_EXERCISE_
Please say how many lines of the listing hold "time", with no other words in the answer.
──────── PROVIDED ENTRIES ────────
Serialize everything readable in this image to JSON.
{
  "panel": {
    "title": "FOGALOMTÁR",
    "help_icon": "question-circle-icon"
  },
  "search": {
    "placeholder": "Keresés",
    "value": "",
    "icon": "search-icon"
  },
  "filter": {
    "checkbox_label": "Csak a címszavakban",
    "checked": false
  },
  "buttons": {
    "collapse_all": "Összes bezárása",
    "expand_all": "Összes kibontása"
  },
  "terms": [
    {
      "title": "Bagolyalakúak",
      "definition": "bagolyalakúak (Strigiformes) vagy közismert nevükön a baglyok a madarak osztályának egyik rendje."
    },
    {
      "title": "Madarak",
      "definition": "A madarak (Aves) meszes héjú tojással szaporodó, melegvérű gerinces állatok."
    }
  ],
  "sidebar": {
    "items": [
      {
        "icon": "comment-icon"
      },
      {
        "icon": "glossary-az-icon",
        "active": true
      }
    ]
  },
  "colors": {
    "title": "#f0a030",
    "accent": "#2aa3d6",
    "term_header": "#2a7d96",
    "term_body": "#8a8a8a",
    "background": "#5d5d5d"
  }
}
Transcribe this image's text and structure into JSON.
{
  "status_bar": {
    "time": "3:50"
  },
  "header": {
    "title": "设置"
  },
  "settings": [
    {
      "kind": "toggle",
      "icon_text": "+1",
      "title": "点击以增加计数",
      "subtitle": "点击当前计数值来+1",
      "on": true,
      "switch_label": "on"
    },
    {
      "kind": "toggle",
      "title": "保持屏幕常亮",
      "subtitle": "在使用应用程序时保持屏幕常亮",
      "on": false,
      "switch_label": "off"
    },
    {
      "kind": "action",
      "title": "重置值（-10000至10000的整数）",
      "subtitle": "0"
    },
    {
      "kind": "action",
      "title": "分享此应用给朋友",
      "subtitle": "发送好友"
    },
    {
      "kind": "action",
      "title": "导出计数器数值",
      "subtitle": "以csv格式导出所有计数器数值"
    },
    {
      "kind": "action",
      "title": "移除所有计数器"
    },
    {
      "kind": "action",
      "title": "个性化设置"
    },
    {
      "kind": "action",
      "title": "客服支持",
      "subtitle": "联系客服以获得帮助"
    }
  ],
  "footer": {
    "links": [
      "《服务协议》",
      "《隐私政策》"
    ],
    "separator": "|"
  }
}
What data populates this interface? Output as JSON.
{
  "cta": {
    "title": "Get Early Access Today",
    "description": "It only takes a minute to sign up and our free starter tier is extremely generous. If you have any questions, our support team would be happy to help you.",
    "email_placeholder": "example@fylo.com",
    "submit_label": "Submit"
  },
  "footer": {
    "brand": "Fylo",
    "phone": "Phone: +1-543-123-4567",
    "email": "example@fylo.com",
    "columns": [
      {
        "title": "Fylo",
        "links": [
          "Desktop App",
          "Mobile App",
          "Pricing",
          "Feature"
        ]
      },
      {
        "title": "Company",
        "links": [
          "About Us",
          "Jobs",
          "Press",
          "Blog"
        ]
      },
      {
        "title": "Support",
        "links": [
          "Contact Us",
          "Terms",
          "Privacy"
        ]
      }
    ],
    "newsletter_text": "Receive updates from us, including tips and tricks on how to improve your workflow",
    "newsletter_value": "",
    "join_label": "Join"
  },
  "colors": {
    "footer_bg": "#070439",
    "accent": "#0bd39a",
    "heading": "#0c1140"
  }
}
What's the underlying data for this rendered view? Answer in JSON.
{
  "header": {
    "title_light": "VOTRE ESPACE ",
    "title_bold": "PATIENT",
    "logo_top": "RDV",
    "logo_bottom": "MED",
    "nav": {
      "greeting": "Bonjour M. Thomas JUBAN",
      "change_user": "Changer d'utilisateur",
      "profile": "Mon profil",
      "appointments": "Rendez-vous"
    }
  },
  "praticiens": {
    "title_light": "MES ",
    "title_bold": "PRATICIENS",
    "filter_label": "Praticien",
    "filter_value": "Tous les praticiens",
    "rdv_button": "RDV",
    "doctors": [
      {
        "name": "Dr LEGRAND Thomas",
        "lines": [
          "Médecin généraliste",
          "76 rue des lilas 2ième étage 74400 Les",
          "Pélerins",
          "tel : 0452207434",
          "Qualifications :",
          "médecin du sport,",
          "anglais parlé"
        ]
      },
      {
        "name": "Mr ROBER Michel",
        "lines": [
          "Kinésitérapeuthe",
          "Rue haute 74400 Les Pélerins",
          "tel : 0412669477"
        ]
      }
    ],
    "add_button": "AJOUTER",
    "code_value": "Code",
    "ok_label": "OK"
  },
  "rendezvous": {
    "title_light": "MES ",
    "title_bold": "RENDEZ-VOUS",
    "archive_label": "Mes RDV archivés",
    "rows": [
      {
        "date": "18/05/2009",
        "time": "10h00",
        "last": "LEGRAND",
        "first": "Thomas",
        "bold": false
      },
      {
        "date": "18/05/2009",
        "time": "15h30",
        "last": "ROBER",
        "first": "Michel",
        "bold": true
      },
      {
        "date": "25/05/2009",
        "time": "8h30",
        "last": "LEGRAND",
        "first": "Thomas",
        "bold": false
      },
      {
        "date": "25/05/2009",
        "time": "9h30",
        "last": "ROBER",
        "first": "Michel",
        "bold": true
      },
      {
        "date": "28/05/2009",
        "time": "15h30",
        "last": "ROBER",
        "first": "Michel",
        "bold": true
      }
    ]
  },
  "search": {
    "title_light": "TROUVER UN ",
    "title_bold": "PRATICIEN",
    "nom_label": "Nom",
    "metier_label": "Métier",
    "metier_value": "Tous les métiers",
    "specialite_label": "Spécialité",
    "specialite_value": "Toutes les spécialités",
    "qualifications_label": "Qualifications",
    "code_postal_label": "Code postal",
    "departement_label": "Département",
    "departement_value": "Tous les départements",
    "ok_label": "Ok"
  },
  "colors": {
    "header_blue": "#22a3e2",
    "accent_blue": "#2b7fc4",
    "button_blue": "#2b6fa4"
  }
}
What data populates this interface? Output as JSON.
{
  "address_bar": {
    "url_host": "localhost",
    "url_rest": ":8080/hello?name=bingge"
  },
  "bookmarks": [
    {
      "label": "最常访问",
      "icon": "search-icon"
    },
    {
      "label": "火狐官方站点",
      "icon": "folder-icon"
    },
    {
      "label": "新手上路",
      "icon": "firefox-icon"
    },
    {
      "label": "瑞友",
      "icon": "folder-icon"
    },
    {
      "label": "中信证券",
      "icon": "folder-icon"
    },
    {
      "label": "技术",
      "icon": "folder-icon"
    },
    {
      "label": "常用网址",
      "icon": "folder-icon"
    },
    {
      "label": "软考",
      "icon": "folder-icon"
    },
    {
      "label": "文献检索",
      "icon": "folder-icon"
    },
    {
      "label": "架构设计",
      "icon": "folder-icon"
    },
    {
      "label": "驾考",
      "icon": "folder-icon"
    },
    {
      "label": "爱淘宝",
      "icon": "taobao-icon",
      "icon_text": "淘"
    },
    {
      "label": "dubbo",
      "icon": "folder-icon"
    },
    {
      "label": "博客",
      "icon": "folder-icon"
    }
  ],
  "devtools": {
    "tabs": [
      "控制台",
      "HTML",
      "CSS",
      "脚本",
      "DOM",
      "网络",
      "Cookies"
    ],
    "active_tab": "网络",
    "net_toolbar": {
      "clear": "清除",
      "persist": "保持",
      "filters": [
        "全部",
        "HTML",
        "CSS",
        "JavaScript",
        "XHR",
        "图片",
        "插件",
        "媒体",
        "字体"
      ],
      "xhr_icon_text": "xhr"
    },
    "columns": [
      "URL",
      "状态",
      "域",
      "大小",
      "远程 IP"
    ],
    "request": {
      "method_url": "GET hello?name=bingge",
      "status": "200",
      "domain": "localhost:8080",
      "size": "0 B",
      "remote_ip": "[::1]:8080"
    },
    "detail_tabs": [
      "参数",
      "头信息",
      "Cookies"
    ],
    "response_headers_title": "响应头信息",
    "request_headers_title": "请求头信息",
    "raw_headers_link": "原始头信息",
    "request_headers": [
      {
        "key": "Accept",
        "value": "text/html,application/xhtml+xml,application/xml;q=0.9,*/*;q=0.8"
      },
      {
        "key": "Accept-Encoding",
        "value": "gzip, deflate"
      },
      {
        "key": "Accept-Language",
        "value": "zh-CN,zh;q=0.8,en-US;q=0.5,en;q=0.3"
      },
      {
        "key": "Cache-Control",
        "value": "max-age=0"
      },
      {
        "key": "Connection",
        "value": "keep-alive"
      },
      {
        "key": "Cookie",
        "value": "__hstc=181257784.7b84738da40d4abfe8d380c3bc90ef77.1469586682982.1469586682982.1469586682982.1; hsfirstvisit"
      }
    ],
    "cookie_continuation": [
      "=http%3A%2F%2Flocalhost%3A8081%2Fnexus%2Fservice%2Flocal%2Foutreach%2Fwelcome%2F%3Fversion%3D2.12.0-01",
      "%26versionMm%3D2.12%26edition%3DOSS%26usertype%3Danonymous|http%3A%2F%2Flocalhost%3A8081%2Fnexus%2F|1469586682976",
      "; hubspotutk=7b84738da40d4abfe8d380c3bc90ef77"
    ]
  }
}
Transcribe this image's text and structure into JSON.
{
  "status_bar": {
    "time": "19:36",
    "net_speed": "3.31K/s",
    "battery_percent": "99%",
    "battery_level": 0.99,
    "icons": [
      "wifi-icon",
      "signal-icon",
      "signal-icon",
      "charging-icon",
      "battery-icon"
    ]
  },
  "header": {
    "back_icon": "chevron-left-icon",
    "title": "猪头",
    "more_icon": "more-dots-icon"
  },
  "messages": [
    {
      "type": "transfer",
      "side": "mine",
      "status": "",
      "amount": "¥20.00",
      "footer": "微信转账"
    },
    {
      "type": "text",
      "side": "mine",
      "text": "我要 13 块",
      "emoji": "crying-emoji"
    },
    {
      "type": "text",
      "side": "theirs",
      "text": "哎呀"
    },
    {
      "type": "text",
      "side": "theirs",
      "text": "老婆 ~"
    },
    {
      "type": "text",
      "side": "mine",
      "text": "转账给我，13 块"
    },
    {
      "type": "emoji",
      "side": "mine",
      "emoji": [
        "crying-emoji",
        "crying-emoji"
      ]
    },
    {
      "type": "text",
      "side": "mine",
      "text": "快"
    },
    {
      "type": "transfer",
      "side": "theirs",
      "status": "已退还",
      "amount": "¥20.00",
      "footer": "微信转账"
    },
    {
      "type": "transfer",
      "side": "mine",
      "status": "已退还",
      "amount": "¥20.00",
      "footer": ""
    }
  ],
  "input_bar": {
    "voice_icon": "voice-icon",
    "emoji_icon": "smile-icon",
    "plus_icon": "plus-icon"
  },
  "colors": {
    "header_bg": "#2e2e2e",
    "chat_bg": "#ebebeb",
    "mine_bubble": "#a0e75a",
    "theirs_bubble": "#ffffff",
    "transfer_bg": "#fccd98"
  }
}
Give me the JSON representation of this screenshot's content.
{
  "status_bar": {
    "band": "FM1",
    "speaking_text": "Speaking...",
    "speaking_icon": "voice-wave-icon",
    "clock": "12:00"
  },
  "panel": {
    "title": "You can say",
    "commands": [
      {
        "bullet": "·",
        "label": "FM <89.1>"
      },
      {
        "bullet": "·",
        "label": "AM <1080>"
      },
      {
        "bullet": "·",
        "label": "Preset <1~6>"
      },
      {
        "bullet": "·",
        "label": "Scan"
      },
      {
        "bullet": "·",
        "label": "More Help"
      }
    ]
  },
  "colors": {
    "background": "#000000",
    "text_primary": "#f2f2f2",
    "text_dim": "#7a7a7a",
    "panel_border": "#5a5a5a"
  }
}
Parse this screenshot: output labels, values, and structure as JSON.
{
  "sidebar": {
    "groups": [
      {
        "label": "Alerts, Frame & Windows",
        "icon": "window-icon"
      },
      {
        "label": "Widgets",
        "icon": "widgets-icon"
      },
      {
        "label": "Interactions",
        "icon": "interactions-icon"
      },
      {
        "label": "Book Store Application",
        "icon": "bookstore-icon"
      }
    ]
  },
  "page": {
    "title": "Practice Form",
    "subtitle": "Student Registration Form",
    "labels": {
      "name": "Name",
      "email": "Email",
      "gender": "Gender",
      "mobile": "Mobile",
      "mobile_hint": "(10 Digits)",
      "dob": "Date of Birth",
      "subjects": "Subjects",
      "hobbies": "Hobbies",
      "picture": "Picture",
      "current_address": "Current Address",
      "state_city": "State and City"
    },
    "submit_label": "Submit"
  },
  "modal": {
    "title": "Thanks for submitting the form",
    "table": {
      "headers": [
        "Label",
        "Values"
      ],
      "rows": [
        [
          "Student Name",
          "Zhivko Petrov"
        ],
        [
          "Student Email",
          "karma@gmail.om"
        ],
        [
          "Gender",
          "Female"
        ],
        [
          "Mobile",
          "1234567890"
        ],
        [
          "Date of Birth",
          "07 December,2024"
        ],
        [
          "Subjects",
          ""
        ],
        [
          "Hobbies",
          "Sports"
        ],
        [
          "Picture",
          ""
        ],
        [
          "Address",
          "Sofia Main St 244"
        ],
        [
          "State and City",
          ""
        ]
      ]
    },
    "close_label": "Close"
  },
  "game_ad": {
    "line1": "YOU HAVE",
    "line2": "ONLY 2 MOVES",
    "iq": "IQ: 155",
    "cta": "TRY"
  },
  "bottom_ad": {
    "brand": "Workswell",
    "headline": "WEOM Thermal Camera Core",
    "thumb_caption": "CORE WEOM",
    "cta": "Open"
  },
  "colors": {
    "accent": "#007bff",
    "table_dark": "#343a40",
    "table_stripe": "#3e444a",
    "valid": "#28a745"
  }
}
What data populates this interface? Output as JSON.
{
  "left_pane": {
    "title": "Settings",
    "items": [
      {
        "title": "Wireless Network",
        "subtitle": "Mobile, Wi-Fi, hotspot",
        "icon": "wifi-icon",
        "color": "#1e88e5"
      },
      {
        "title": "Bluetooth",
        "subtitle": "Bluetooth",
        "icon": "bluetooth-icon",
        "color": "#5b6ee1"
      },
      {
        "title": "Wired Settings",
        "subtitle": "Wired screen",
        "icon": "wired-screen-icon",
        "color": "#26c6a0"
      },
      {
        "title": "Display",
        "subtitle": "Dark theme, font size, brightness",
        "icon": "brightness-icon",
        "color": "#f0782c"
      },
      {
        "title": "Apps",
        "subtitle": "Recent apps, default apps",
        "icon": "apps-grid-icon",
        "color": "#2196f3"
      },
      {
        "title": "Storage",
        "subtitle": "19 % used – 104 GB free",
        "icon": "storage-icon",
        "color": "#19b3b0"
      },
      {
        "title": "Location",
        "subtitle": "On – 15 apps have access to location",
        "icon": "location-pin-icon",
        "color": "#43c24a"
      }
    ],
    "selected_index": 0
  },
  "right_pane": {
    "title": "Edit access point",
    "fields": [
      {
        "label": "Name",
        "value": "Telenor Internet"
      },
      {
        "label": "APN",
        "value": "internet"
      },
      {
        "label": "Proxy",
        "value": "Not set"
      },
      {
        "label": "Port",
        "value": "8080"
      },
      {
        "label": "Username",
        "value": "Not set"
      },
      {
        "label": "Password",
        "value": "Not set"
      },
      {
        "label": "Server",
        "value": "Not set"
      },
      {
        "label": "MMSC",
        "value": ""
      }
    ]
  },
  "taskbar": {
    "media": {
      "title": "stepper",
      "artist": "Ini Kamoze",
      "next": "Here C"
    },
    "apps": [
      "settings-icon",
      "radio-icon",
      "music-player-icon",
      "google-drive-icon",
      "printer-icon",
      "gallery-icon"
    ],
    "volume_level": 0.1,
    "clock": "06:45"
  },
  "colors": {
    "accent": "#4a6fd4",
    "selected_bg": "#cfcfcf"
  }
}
────────
_ANSWER TO THIS TASK_
7